▶ Written exercise: Transcribe every line of the listing below without any deviation.

▶ Records:

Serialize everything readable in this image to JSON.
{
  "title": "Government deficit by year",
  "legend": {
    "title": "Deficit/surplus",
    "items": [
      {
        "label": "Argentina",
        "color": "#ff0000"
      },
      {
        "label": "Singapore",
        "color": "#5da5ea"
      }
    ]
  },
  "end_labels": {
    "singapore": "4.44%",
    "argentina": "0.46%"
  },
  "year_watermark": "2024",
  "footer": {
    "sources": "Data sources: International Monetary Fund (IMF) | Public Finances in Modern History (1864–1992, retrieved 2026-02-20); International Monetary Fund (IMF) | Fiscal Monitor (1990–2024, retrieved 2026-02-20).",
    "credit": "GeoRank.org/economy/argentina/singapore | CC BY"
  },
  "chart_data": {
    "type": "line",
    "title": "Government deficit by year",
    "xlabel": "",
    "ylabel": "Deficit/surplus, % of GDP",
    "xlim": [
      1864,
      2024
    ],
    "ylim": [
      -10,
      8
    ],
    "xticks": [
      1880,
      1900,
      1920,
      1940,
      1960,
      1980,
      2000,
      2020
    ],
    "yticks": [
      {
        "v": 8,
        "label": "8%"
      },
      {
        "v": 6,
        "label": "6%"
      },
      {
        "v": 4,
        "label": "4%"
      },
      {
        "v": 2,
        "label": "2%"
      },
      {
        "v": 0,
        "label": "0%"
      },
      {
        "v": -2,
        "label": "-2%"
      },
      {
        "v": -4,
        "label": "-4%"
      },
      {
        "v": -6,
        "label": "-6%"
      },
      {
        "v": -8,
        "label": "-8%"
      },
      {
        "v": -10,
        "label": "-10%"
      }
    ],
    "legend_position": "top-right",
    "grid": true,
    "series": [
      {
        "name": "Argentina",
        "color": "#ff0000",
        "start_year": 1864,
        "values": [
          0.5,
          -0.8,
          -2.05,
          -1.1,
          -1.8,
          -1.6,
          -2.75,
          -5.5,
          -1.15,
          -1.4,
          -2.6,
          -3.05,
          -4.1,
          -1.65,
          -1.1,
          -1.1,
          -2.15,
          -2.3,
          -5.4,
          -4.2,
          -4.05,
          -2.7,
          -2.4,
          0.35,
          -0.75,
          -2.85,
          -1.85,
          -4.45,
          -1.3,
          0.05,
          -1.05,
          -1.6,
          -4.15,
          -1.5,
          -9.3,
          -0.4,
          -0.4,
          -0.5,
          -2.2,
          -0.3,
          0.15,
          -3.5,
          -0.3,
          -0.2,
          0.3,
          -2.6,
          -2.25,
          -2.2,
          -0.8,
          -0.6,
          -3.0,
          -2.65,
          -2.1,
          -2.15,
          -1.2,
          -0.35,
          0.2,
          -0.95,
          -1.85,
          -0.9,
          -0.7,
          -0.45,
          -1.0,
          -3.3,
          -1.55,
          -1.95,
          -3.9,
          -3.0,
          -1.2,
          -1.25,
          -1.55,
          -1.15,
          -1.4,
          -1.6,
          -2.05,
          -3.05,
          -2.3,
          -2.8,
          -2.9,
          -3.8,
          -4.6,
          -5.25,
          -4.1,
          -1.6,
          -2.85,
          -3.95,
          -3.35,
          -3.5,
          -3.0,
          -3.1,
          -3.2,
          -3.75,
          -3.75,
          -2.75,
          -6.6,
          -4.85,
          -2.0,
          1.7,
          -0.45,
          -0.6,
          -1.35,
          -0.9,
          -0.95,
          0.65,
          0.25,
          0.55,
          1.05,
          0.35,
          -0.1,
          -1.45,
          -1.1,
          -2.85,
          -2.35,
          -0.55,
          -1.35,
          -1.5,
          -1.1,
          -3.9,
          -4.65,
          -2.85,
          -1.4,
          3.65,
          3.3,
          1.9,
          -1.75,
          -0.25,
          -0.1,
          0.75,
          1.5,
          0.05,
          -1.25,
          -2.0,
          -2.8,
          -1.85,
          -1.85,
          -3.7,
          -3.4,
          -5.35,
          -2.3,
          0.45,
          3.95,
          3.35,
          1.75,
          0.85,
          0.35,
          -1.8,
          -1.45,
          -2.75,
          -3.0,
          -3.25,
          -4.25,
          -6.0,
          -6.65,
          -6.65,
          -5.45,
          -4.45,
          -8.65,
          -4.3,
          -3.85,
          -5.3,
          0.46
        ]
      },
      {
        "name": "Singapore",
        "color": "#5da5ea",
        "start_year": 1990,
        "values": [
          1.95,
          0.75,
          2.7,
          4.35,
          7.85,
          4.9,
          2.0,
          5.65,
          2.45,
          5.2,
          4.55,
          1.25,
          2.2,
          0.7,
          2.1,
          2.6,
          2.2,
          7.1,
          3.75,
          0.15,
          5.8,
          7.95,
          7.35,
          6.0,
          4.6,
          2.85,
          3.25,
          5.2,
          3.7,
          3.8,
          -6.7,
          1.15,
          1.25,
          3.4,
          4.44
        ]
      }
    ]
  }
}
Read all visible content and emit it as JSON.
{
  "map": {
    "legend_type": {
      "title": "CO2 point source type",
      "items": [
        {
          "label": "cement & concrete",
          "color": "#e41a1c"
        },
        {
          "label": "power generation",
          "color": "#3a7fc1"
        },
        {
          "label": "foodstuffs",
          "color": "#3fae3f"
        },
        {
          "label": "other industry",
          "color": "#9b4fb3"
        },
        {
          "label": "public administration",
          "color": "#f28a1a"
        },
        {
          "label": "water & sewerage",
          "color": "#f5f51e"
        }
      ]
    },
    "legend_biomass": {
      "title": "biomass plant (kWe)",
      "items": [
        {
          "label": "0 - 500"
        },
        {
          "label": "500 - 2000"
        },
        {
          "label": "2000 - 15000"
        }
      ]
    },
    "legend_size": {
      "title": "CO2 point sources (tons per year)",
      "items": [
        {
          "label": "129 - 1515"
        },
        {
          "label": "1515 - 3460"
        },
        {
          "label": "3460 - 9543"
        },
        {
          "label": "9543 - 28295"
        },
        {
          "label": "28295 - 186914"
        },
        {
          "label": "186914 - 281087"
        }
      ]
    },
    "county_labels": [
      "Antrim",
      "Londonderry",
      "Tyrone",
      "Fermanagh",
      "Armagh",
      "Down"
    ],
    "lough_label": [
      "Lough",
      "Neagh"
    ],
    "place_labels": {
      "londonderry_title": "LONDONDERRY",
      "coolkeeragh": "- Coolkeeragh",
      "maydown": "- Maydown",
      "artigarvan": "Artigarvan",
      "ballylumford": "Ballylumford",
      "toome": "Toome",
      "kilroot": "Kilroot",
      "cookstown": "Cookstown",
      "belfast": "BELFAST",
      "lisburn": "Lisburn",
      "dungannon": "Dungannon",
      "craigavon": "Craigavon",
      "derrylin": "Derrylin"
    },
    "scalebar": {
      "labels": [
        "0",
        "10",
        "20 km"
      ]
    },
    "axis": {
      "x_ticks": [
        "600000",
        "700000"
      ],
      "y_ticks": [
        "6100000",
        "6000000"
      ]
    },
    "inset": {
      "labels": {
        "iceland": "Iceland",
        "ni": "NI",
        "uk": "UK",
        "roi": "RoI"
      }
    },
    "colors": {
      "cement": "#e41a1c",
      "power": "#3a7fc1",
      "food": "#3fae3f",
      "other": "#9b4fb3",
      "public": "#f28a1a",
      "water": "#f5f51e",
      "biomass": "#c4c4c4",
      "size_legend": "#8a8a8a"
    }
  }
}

▶ Answer for this exercise:
Serialize everything readable in this image to JSON.
{
  "title": "Government deficit by year",
  "legend": {
    "title": "Deficit/surplus",
    "items": [
      {
        "label": "Argentina",
        "color": "#ff0000"
      },
      {
        "label": "Singapore",
        "color": "#5da5ea"
      }
    ]
  },
  "end_labels": {
    "singapore": "4.44%",
    "argentina": "0.46%"
  },
  "year_watermark": "2024",
  "footer": {
    "sources": "Data sources: International Monetary Fund (IMF) | Public Finances in Modern History (1864–1992, retrieved 2026-02-20); International Monetary Fund (IMF) | Fiscal Monitor (1990–2024, retrieved 2026-02-20).",
    "credit": "GeoRank.org/economy/argentina/singapore | CC BY"
  },
  "chart_data": {
    "type": "line",
    "title": "Government deficit by year",
    "xlabel": "",
    "ylabel": "Deficit/surplus, % of GDP",
    "xlim": [
      1864,
      2024
    ],
    "ylim": [
      -10,
      8
    ],
    "xticks": [
      1880,
      1900,
      1920,
      1940,
      1960,
      1980,
      2000,
      2020
    ],
    "yticks": [
      {
        "v": 8,
        "label": "8%"
      },
      {
        "v": 6,
        "label": "6%"
      },
      {
        "v": 4,
        "label": "4%"
      },
      {
        "v": 2,
        "label": "2%"
      },
      {
        "v": 0,
        "label": "0%"
      },
      {
        "v": -2,
        "label": "-2%"
      },
      {
        "v": -4,
        "label": "-4%"
      },
      {
        "v": -6,
        "label": "-6%"
      },
      {
        "v": -8,
        "label": "-8%"
      },
      {
        "v": -10,
        "label": "-10%"
      }
    ],
    "legend_position": "top-right",
    "grid": true,
    "series": [
      {
        "name": "Argentina",
        "color": "#ff0000",
        "start_year": 1864,
        "values": [
          0.5,
          -0.8,
          -2.05,
          -1.1,
          -1.8,
          -1.6,
          -2.75,
          -5.5,
          -1.15,
          -1.4,
          -2.6,
          -3.05,
          -4.1,
          -1.65,
          -1.1,
          -1.1,
          -2.15,
          -2.3,
          -5.4,
          -4.2,
          -4.05,
          -2.7,
          -2.4,
          0.35,
          -0.75,
          -2.85,
          -1.85,
          -4.45,
          -1.3,
          0.05,
          -1.05,
          -1.6,
          -4.15,
          -1.5,
          -9.3,
          -0.4,
          -0.4,
          -0.5,
          -2.2,
          -0.3,
          0.15,
          -3.5,
          -0.3,
          -0.2,
          0.3,
          -2.6,
          -2.25,
          -2.2,
          -0.8,
          -0.6,
          -3.0,
          -2.65,
          -2.1,
          -2.15,
          -1.2,
          -0.35,
          0.2,
          -0.95,
          -1.85,
          -0.9,
          -0.7,
          -0.45,
          -1.0,
          -3.3,
          -1.55,
          -1.95,
          -3.9,
          -3.0,
          -1.2,
          -1.25,
          -1.55,
          -1.15,
          -1.4,
          -1.6,
          -2.05,
          -3.05,
          -2.3,
          -2.8,
          -2.9,
          -3.8,
          -4.6,
          -5.25,
          -4.1,
          -1.6,
          -2.85,
          -3.95,
          -3.35,
          -3.5,
          -3.0,
          -3.1,
          -3.2,
          -3.75,
          -3.75,
          -2.75,
          -6.6,
          -4.85,
          -2.0,
          1.7,
          -0.45,
          -0.6,
          -1.35,
          -0.9,
          -0.95,
          0.65,
          0.25,
          0.55,
          1.05,
          0.35,
          -0.1,
          -1.45,
          -1.1,
          -2.85,
          -2.35,
          -0.55,
          -1.35,
          -1.5,
          -1.1,
          -3.9,
          -4.65,
          -2.85,
          -1.4,
          3.65,
          3.3,
          1.9,
          -1.75,
          -0.25,
          -0.1,
          0.75,
          1.5,
          0.05,
          -1.25,
          -2.0,
          -2.8,
          -1.85,
          -1.85,
          -3.7,
          -3.4,
          -5.35,
          -2.3,
          0.45,
          3.95,
          3.35,
          1.75,
          0.85,
          0.35,
          -1.8,
          -1.45,
          -2.75,
          -3.0,
          -3.25,
          -4.25,
          -6.0,
          -6.65,
          -6.65,
          -5.45,
          -4.45,
          -8.65,
          -4.3,
          -3.85,
          -5.3,
          0.46
        ]
      },
      {
        "name": "Singapore",
        "color": "#5da5ea",
        "start_year": 1990,
        "values": [
          1.95,
          0.75,
          2.7,
          4.35,
          7.85,
          4.9,
          2.0,
          5.65,
          2.45,
          5.2,
          4.55,
          1.25,
          2.2,
          0.7,
          2.1,
          2.6,
          2.2,
          7.1,
          3.75,
          0.15,
          5.8,
          7.95,
          7.35,
          6.0,
          4.6,
          2.85,
          3.25,
          5.2,
          3.7,
          3.8,
          -6.7,
          1.15,
          1.25,
          3.4,
          4.44
        ]
      }
    ]
  }
}
Read all visible content and emit it as JSON.
{
  "map": {
    "legend_type": {
      "title": "CO2 point source type",
      "items": [
        {
          "label": "cement & concrete",
          "color": "#e41a1c"
        },
        {
          "label": "power generation",
          "color": "#3a7fc1"
        },
        {
          "label": "foodstuffs",
          "color": "#3fae3f"
        },
        {
          "label": "other industry",
          "color": "#9b4fb3"
        },
        {
          "label": "public administration",
          "color": "#f28a1a"
        },
        {
          "label": "water & sewerage",
          "color": "#f5f51e"
        }
      ]
    },
    "legend_biomass": {
      "title": "biomass plant (kWe)",
      "items": [
        {
          "label": "0 - 500"
        },
        {
          "label": "500 - 2000"
        },
        {
          "label": "2000 - 15000"
        }
      ]
    },
    "legend_size": {
      "title": "CO2 point sources (tons per year)",
      "items": [
        {
          "label": "129 - 1515"
        },
        {
          "label": "1515 - 3460"
        },
        {
          "label": "3460 - 9543"
        },
        {
          "label": "9543 - 28295"
        },
        {
          "label": "28295 - 186914"
        },
        {
          "label": "186914 - 281087"
        }
      ]
    },
    "county_labels": [
      "Antrim",
      "Londonderry",
      "Tyrone",
      "Fermanagh",
      "Armagh",
      "Down"
    ],
    "lough_label": [
      "Lough",
      "Neagh"
    ],
    "place_labels": {
      "londonderry_title": "LONDONDERRY",
      "coolkeeragh": "- Coolkeeragh",
      "maydown": "- Maydown",
      "artigarvan": "Artigarvan",
      "ballylumford": "Ballylumford",
      "toome": "Toome",
      "kilroot": "Kilroot",
      "cookstown": "Cookstown",
      "belfast": "BELFAST",
      "lisburn": "Lisburn",
      "dungannon": "Dungannon",
      "craigavon": "Craigavon",
      "derrylin": "Derrylin"
    },
    "scalebar": {
      "labels": [
        "0",
        "10",
        "20 km"
      ]
    },
    "axis": {
      "x_ticks": [
        "600000",
        "700000"
      ],
      "y_ticks": [
        "6100000",
        "6000000"
      ]
    },
    "inset": {
      "labels": {
        "iceland": "Iceland",
        "ni": "NI",
        "uk": "UK",
        "roi": "RoI"
      }
    },
    "colors": {
      "cement": "#e41a1c",
      "power": "#3a7fc1",
      "food": "#3fae3f",
      "other": "#9b4fb3",
      "public": "#f28a1a",
      "water": "#f5f51e",
      "biomass": "#c4c4c4",
      "size_legend": "#8a8a8a"
    }
  }
}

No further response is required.